Records from a data source:
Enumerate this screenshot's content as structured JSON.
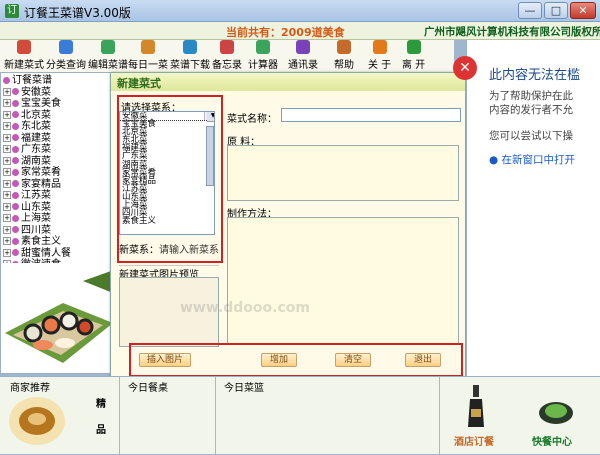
{
  "window": {
    "title": "订餐王菜谱V3.00版",
    "close": "✕"
  },
  "info": {
    "count": "当前共有：2009道美食",
    "corp": "广州市飓风计算机科技有限公司版权所有"
  },
  "toolbar": [
    {
      "label": "新建菜式",
      "icon": "new-dish-icon",
      "color": "#d24a3a"
    },
    {
      "label": "分类查询",
      "icon": "category-search-icon",
      "color": "#3a7bd5"
    },
    {
      "label": "编辑菜谱",
      "icon": "edit-menu-icon",
      "color": "#3aa45a"
    },
    {
      "label": "每日一菜",
      "icon": "daily-dish-icon",
      "color": "#d4862a"
    },
    {
      "label": "菜谱下载",
      "icon": "download-icon",
      "color": "#2a88c7"
    },
    {
      "label": "备忘录",
      "icon": "memo-icon",
      "color": "#c44"
    },
    {
      "label": "计算器",
      "icon": "calculator-icon",
      "color": "#3aa45a"
    },
    {
      "label": "通讯录",
      "icon": "contacts-icon",
      "color": "#7a42b8"
    },
    {
      "label": "帮助",
      "icon": "help-icon",
      "color": "#c46a2a"
    },
    {
      "label": "关 于",
      "icon": "about-icon",
      "color": "#e07a1a"
    },
    {
      "label": "离 开",
      "icon": "exit-icon",
      "color": "#2a9a3a"
    }
  ],
  "tree": {
    "root": "订餐菜谱",
    "items": [
      "安徽菜",
      "宝宝美食",
      "北京菜",
      "东北菜",
      "福建菜",
      "广东菜",
      "湖南菜",
      "家常菜肴",
      "家宴精品",
      "江苏菜",
      "山东菜",
      "上海菜",
      "四川菜",
      "素食主义",
      "甜蜜情人餐",
      "微波速食"
    ]
  },
  "dialog": {
    "title": "新建菜式",
    "select_label": "请选择菜系：",
    "list": [
      "安徽菜",
      "宝宝美食",
      "北京菜",
      "东北菜",
      "福建菜",
      "广东菜",
      "湖南菜",
      "家常菜肴",
      "家宴精品",
      "江苏菜",
      "山东菜",
      "上海菜",
      "四川菜",
      "素食主义"
    ],
    "new_cat_label": "新菜系：",
    "new_cat_placeholder": "请输入新菜系",
    "dish_name_label": "菜式名称：",
    "ingredients_label": "原        料：",
    "method_label": "制作方法：",
    "preview_label": "新建菜式图片预览",
    "buttons": {
      "insert_image": "插入图片",
      "add": "增加",
      "clear": "清空",
      "exit": "退出"
    }
  },
  "right": {
    "blocked_title": "此内容无法在槛",
    "blocked_text1": "为了帮助保护在此",
    "blocked_text2": "内容的发行者不允",
    "blocked_text3": "您可以尝试以下操",
    "new_window": "在新窗口中打开"
  },
  "bottom": {
    "recommend": "商家推荐",
    "recommend_side": "精",
    "recommend_side2": "品",
    "today_table": "今日餐桌",
    "today_basket": "今日菜篮",
    "hotel_order": "酒店订餐",
    "fast_center": "快餐中心"
  },
  "watermark": "www.ddooo.com"
}
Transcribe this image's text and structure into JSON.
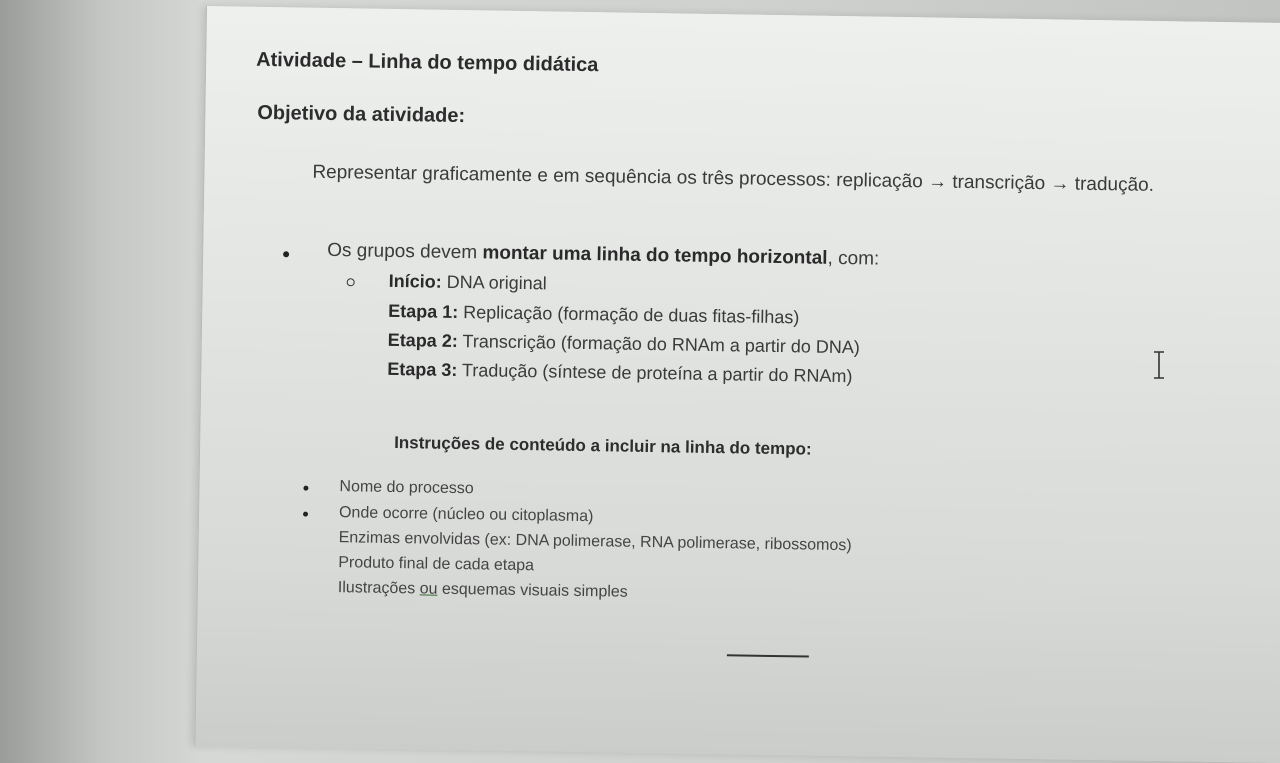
{
  "document": {
    "title": "Atividade – Linha do tempo didática",
    "objective_heading": "Objetivo da atividade:",
    "objective_text": "Representar graficamente e em sequência os três processos: replicação → transcrição → tradução.",
    "timeline_intro": {
      "prefix": "Os grupos devem ",
      "bold": "montar uma linha do tempo horizontal",
      "suffix": ", com:"
    },
    "stages": [
      {
        "label": "Início:",
        "text": " DNA original"
      },
      {
        "label": "Etapa 1:",
        "text": " Replicação (formação de duas fitas-filhas)"
      },
      {
        "label": "Etapa 2:",
        "text": " Transcrição (formação do RNAm a partir do DNA)"
      },
      {
        "label": "Etapa 3:",
        "text": " Tradução (síntese de proteína a partir do RNAm)"
      }
    ],
    "instructions_heading": "Instruções de conteúdo a incluir na linha do tempo:",
    "instructions": [
      "Nome do processo",
      "Onde ocorre (núcleo ou citoplasma)",
      "Enzimas envolvidas (ex: DNA polimerase, RNA polimerase, ribossomos)",
      "Produto final de cada etapa"
    ],
    "last_instruction": {
      "before": "Ilustrações ",
      "underlined": "ou",
      "after": " esquemas visuais simples"
    }
  },
  "icons": {
    "cursor": "text-cursor-icon"
  }
}
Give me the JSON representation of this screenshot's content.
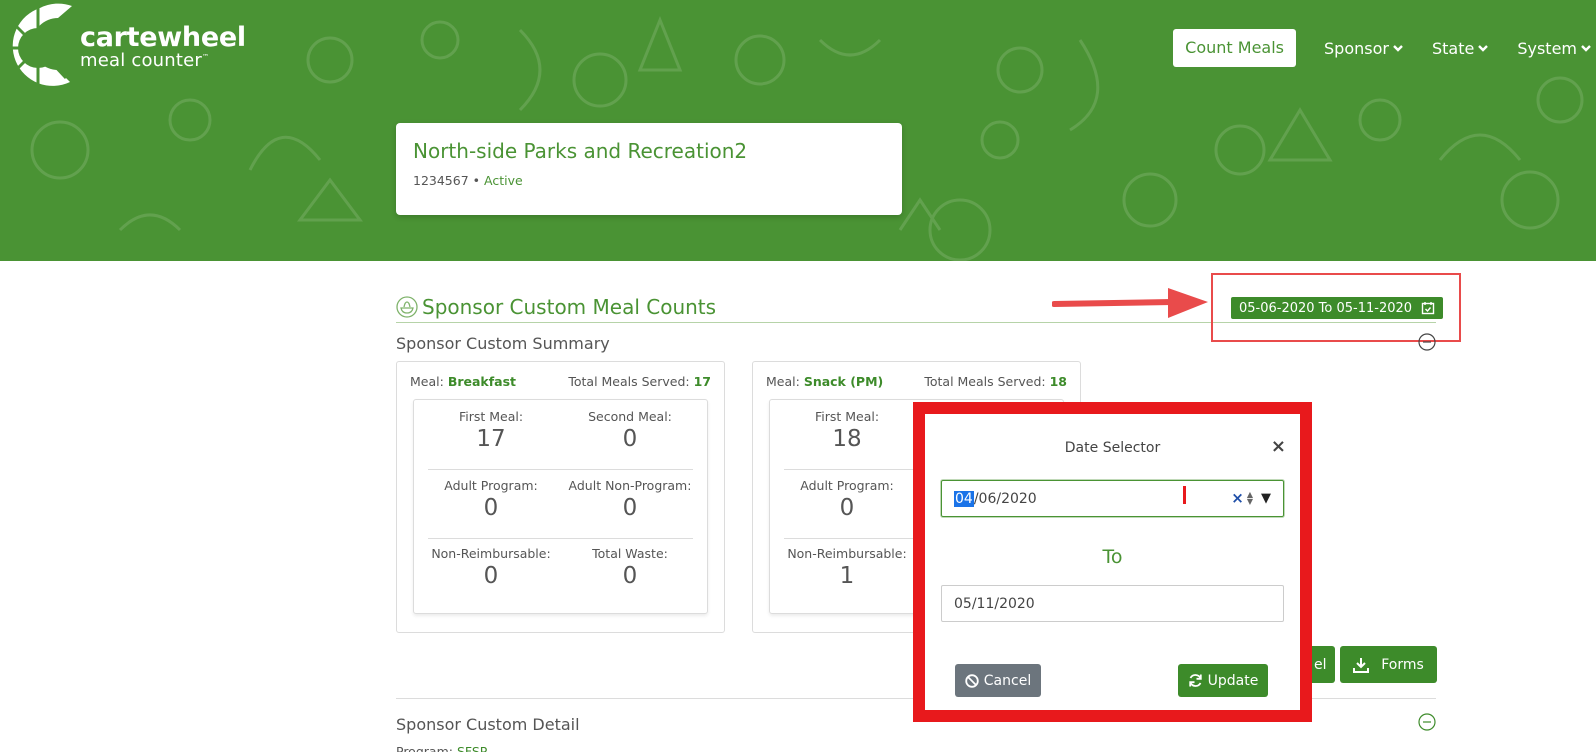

__Challenge__
Go through the listing above line by line and say how many lines hold the word "partir". Reply with that number only.

__Written solution__
2